Task objective –
In the listing below, locate the lines bearing the word "vigueur". Copy every one of them.

Entries –
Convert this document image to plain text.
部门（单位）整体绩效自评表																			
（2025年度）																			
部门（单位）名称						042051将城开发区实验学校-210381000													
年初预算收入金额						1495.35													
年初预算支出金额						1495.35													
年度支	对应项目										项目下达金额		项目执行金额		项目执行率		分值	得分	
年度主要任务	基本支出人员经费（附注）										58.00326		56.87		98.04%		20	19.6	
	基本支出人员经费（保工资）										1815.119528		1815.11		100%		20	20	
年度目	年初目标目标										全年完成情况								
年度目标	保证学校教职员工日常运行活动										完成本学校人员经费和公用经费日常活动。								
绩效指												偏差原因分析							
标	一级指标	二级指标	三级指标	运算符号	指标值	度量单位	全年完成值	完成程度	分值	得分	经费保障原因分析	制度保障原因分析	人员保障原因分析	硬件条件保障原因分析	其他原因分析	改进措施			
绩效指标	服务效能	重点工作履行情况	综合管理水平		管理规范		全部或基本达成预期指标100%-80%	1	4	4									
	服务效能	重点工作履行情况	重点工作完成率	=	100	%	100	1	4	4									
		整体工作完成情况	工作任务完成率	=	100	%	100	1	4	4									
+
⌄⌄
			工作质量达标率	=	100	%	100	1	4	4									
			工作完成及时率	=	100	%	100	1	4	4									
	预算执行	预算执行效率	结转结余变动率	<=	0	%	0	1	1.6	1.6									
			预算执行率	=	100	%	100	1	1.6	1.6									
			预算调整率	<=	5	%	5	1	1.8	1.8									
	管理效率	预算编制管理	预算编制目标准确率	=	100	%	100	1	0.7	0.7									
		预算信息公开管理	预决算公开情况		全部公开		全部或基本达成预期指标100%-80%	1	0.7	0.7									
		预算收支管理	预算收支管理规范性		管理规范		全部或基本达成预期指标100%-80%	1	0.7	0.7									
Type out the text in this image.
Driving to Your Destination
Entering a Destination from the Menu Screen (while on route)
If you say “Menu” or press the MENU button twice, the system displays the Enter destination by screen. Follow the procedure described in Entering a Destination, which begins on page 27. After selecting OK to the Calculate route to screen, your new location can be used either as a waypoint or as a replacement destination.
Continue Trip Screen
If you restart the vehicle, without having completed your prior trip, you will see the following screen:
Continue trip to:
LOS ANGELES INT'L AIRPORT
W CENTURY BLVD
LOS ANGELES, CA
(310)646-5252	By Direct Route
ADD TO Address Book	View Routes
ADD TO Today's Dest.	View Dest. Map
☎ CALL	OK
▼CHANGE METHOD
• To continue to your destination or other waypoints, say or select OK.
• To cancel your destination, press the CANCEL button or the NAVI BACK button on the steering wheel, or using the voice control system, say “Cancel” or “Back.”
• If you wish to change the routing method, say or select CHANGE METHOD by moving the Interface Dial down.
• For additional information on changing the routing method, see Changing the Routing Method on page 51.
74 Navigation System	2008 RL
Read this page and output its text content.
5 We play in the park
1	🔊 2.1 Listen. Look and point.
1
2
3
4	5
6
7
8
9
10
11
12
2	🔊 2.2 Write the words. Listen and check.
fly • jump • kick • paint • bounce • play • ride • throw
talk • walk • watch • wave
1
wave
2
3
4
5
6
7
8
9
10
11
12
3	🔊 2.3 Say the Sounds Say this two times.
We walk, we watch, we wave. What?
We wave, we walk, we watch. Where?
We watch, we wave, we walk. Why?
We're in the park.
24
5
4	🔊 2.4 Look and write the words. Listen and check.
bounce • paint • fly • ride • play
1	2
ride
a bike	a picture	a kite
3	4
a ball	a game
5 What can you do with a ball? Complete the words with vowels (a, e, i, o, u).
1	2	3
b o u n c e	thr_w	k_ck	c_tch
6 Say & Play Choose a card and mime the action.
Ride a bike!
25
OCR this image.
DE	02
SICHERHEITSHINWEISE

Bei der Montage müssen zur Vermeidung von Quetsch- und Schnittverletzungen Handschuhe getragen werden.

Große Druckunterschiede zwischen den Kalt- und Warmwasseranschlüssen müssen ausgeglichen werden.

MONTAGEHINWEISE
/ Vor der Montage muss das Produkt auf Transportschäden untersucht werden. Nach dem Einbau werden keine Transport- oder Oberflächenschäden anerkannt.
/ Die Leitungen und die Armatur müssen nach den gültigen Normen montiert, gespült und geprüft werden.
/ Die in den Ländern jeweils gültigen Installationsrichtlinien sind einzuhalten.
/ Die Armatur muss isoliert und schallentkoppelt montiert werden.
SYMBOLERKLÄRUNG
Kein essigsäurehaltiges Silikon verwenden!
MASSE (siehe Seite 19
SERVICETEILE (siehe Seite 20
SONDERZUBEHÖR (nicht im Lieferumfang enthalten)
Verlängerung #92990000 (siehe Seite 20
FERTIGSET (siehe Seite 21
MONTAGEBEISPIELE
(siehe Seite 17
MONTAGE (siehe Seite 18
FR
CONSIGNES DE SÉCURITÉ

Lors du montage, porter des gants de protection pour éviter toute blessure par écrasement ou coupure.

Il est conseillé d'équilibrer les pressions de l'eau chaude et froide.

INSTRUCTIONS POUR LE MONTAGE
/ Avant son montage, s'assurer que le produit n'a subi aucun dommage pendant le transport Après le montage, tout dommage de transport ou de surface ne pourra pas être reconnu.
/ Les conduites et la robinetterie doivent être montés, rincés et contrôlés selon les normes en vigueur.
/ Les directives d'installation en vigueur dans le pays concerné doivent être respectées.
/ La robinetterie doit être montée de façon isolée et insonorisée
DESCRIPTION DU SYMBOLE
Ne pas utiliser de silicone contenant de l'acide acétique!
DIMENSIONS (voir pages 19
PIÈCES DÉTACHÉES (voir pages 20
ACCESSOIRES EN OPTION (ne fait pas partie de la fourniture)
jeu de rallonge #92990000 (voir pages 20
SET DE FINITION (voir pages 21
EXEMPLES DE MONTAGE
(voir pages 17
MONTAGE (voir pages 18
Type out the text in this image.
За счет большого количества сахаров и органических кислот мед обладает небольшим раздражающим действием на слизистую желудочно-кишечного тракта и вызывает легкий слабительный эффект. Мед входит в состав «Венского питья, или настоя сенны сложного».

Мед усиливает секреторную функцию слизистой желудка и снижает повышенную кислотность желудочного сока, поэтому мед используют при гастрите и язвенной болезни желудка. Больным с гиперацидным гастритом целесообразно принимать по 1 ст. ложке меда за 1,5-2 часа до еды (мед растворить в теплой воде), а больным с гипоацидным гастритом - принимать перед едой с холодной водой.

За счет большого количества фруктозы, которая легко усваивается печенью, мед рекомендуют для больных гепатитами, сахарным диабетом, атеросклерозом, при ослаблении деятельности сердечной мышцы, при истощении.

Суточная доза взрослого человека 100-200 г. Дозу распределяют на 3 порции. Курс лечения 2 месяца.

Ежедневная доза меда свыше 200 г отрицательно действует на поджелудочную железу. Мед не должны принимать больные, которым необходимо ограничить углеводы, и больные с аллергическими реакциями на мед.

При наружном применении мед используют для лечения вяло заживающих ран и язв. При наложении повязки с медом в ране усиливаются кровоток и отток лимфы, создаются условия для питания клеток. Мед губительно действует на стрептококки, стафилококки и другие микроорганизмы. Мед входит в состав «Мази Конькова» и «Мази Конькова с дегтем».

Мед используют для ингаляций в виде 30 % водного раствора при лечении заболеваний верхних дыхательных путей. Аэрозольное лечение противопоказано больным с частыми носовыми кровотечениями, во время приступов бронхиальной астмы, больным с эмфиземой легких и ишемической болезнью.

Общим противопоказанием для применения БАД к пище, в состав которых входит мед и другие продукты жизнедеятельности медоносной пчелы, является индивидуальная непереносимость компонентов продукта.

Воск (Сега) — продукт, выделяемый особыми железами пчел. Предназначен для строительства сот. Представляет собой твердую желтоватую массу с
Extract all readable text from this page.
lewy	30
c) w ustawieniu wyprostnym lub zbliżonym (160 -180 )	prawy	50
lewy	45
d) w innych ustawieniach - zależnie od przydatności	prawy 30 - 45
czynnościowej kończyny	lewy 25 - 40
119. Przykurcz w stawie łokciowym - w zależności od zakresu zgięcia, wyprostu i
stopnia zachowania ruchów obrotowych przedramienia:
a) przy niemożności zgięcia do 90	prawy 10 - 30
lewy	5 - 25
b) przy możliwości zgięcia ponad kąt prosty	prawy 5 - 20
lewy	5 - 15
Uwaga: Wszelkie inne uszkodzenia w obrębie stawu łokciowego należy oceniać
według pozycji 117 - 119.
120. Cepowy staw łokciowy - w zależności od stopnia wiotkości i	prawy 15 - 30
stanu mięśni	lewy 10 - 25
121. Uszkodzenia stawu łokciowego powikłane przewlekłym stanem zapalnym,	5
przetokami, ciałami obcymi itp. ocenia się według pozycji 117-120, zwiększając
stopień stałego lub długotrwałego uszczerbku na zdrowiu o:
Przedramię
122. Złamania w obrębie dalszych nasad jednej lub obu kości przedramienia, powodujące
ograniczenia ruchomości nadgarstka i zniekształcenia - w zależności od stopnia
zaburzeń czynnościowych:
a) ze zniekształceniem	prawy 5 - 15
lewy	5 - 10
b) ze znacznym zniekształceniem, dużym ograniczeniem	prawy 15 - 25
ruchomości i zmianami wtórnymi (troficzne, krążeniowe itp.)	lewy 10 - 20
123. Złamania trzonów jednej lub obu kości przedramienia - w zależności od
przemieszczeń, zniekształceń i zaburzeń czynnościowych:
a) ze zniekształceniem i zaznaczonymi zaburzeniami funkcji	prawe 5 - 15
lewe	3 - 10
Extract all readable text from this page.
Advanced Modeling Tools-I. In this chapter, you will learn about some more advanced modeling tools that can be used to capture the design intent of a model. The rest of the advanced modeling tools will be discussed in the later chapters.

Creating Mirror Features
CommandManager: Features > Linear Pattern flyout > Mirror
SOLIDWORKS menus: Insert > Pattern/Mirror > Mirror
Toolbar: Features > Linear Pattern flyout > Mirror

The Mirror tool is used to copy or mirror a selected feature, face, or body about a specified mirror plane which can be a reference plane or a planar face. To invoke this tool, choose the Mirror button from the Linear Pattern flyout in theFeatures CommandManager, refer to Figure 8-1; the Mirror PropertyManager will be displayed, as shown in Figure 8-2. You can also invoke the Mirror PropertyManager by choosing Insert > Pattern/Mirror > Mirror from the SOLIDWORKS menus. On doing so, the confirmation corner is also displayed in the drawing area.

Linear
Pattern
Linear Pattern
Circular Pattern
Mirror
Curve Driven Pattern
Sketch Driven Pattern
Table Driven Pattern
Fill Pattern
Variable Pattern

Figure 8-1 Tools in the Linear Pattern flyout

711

Solution for this task –
/ Les conduites et la robinetterie doivent être montés, rincés et contrôlés selon les normes en vigueur.
/ Les directives d'installation en vigueur dans le pays concerné doivent être respectées.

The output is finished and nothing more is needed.